[Data extracted from a collection]
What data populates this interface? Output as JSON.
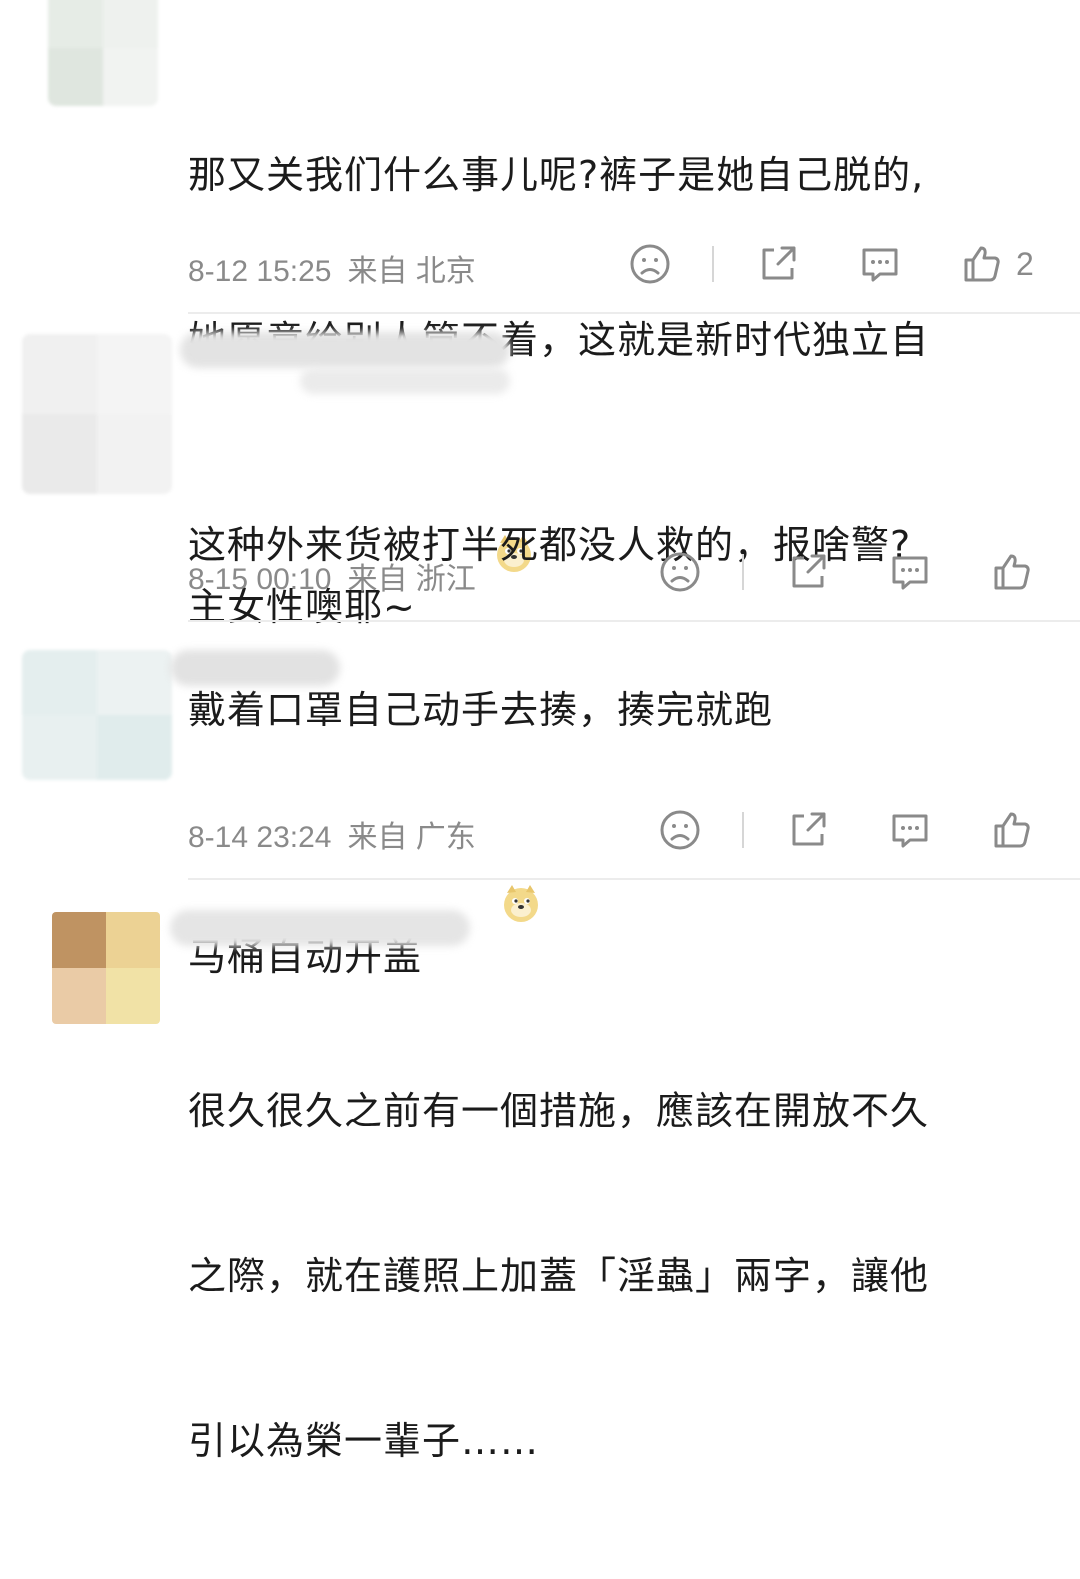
{
  "comments": [
    {
      "text_lines": [
        "那又关我们什么事儿呢?裤子是她自己脱的,",
        "她愿意给别人管不着，这就是新时代独立自",
        "主女性噢耶~"
      ],
      "time": "8-12 15:25",
      "location": "来自 北京",
      "likes": "2"
    },
    {
      "text_lines": [
        "这种外来货被打半死都没人救的，报啥警?",
        "戴着口罩自己动手去揍，揍完就跑"
      ],
      "time": "8-15 00:10",
      "location": "来自 浙江",
      "likes": ""
    },
    {
      "text_lines": [
        "马桶自动开盖"
      ],
      "time": "8-14 23:24",
      "location": "来自 广东",
      "likes": ""
    },
    {
      "text_lines": [
        "很久很久之前有一個措施，應該在開放不久",
        "之際，就在護照上加蓋「淫蟲」兩字，讓他",
        "引以為榮一輩子……"
      ],
      "time": "",
      "location": "",
      "likes": ""
    }
  ],
  "icons": {
    "dislike": "sad-face-icon",
    "share": "share-icon",
    "reply": "comment-bubble-icon",
    "like": "thumbs-up-icon",
    "emoji": "doge-emoji-icon"
  }
}
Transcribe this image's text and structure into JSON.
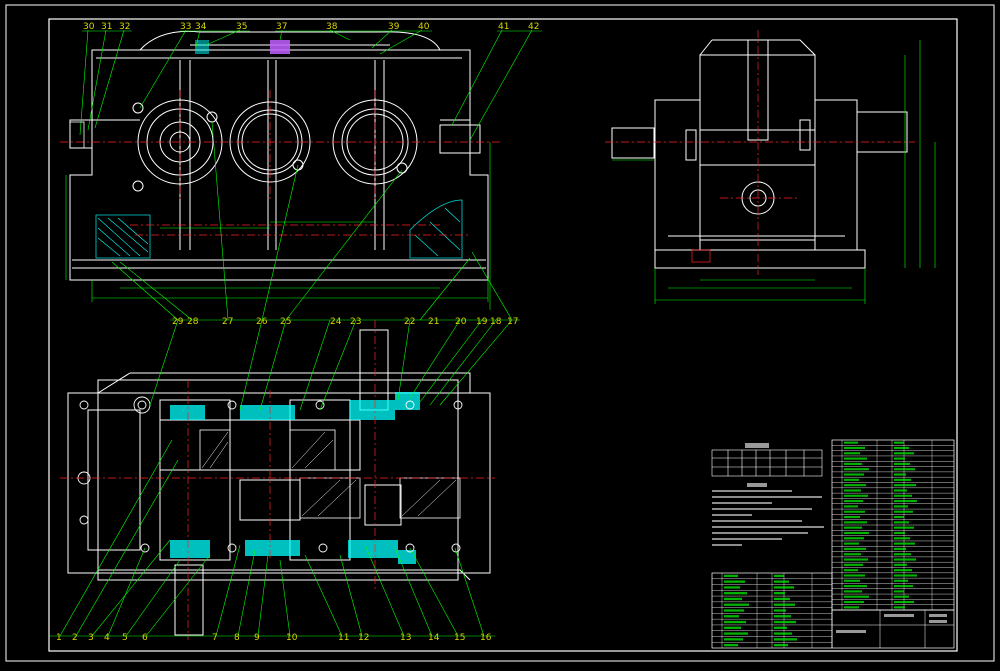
{
  "balloons_top": [
    "30",
    "31",
    "32",
    "33",
    "34",
    "35",
    "37",
    "38",
    "39",
    "40",
    "41",
    "42"
  ],
  "balloons_mid": [
    "29",
    "28",
    "27",
    "26",
    "25",
    "24",
    "23",
    "22",
    "21",
    "20",
    "19",
    "18",
    "17"
  ],
  "balloons_bottom": [
    "1",
    "2",
    "3",
    "4",
    "5",
    "6",
    "7",
    "8",
    "9",
    "10",
    "11",
    "12",
    "13",
    "14",
    "15",
    "16"
  ],
  "colors": {
    "background": "#000000",
    "outline": "#ffffff",
    "centerline": "#ff2020",
    "dimension": "#00ff00",
    "section": "#00ffff",
    "leader": "#00ff00",
    "balloon": "#d8d800",
    "hidden": "#ffff00"
  }
}
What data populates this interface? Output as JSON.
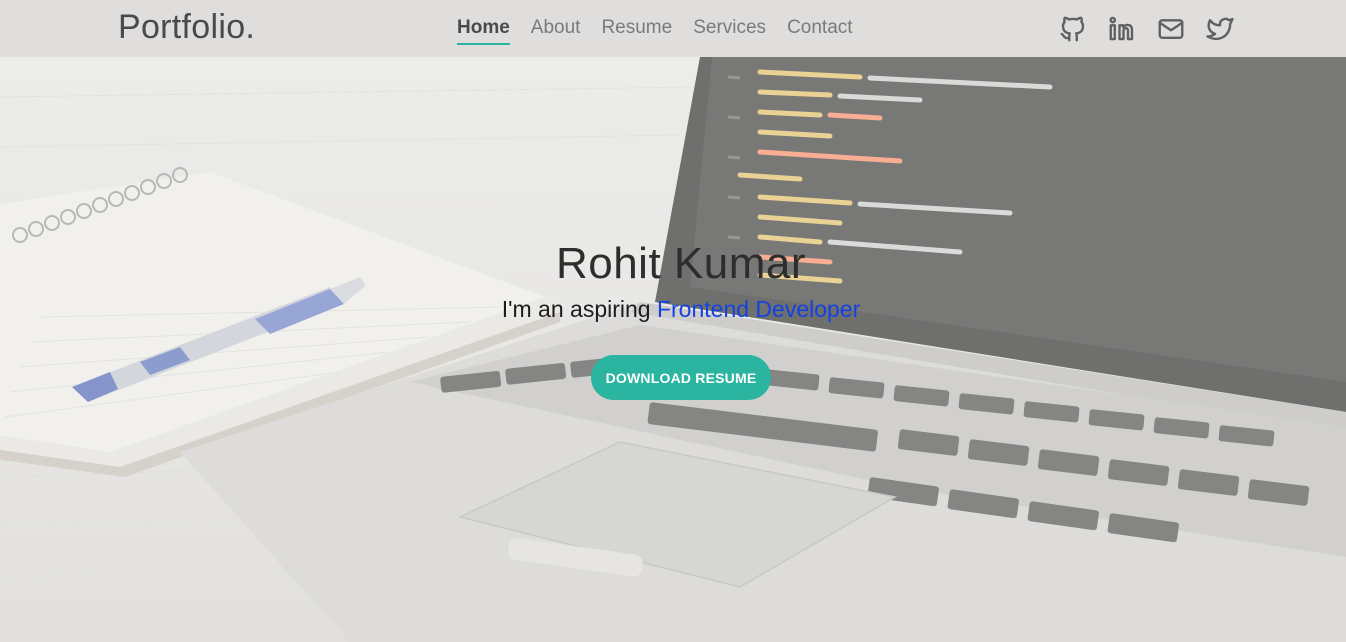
{
  "brand": {
    "name": "Portfolio."
  },
  "nav": {
    "items": [
      {
        "label": "Home",
        "active": true
      },
      {
        "label": "About",
        "active": false
      },
      {
        "label": "Resume",
        "active": false
      },
      {
        "label": "Services",
        "active": false
      },
      {
        "label": "Contact",
        "active": false
      }
    ]
  },
  "social": {
    "icons": [
      "github-icon",
      "linkedin-icon",
      "mail-icon",
      "twitter-icon"
    ]
  },
  "hero": {
    "name": "Rohit Kumar",
    "tagline_prefix": "I'm an aspiring ",
    "tagline_role": "Frontend Developer",
    "cta_label": "DOWNLOAD RESUME"
  },
  "colors": {
    "accent": "#2bb5a0",
    "role_text": "#1442e0",
    "navbar_bg": "#dfdedc"
  }
}
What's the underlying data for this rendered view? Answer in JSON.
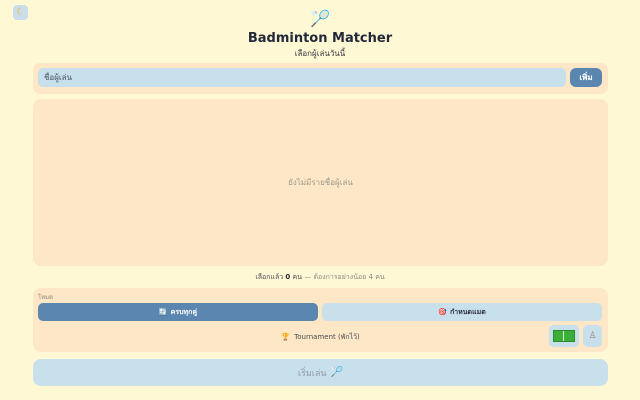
{
  "app": {
    "logo_icon": "badminton-racket-icon",
    "title": "Badminton Matcher",
    "subtitle": "เลือกผู้เล่นวันนี้",
    "theme_toggle_icon": "moon-icon"
  },
  "add_player": {
    "placeholder": "ชื่อผู้เล่น",
    "button_label": "เพิ่ม"
  },
  "players": {
    "empty_message": "ยังไม่มีรายชื่อผู้เล่น"
  },
  "selection": {
    "prefix": "เลือกแล้ว",
    "count": "0",
    "unit": "คน",
    "separator": "—",
    "hint": "ต้องการอย่างน้อย 4 คน"
  },
  "mode": {
    "label": "โหมด",
    "options": [
      {
        "icon": "shuffle-icon",
        "glyph": "🔄",
        "label": "ครบทุกคู่",
        "active": true
      },
      {
        "icon": "target-icon",
        "glyph": "🎯",
        "label": "กำหนดแมต",
        "active": false
      }
    ],
    "tournament": {
      "icon": "trophy-icon",
      "glyph": "🏆",
      "label": "Tournament (พักไว้)"
    }
  },
  "tools": {
    "court_icon": "court-icon",
    "figure_icon": "figure-icon"
  },
  "start": {
    "label": "เริ่มเล่น",
    "icon": "badminton-racket-icon"
  },
  "colors": {
    "background": "#FFF8D5",
    "card": "#FDE7C7",
    "accent": "#5A86B0",
    "light_accent": "#C8DFEC"
  }
}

* OBJECTIVE *
Reproduce the lines above, exactly and exclusively, from the line containing "What's the underlying" down to the last line, both included; pictures are not part of the copy.

* FULL SOLUTION *
What's the underlying data for this rendered view? Answer in JSON.
{
  "app": {
    "logo_icon": "badminton-racket-icon",
    "title": "Badminton Matcher",
    "subtitle": "เลือกผู้เล่นวันนี้",
    "theme_toggle_icon": "moon-icon"
  },
  "add_player": {
    "placeholder": "ชื่อผู้เล่น",
    "button_label": "เพิ่ม"
  },
  "players": {
    "empty_message": "ยังไม่มีรายชื่อผู้เล่น"
  },
  "selection": {
    "prefix": "เลือกแล้ว",
    "count": "0",
    "unit": "คน",
    "separator": "—",
    "hint": "ต้องการอย่างน้อย 4 คน"
  },
  "mode": {
    "label": "โหมด",
    "options": [
      {
        "icon": "shuffle-icon",
        "glyph": "🔄",
        "label": "ครบทุกคู่",
        "active": true
      },
      {
        "icon": "target-icon",
        "glyph": "🎯",
        "label": "กำหนดแมต",
        "active": false
      }
    ],
    "tournament": {
      "icon": "trophy-icon",
      "glyph": "🏆",
      "label": "Tournament (พักไว้)"
    }
  },
  "tools": {
    "court_icon": "court-icon",
    "figure_icon": "figure-icon"
  },
  "start": {
    "label": "เริ่มเล่น",
    "icon": "badminton-racket-icon"
  },
  "colors": {
    "background": "#FFF8D5",
    "card": "#FDE7C7",
    "accent": "#5A86B0",
    "light_accent": "#C8DFEC"
  }
}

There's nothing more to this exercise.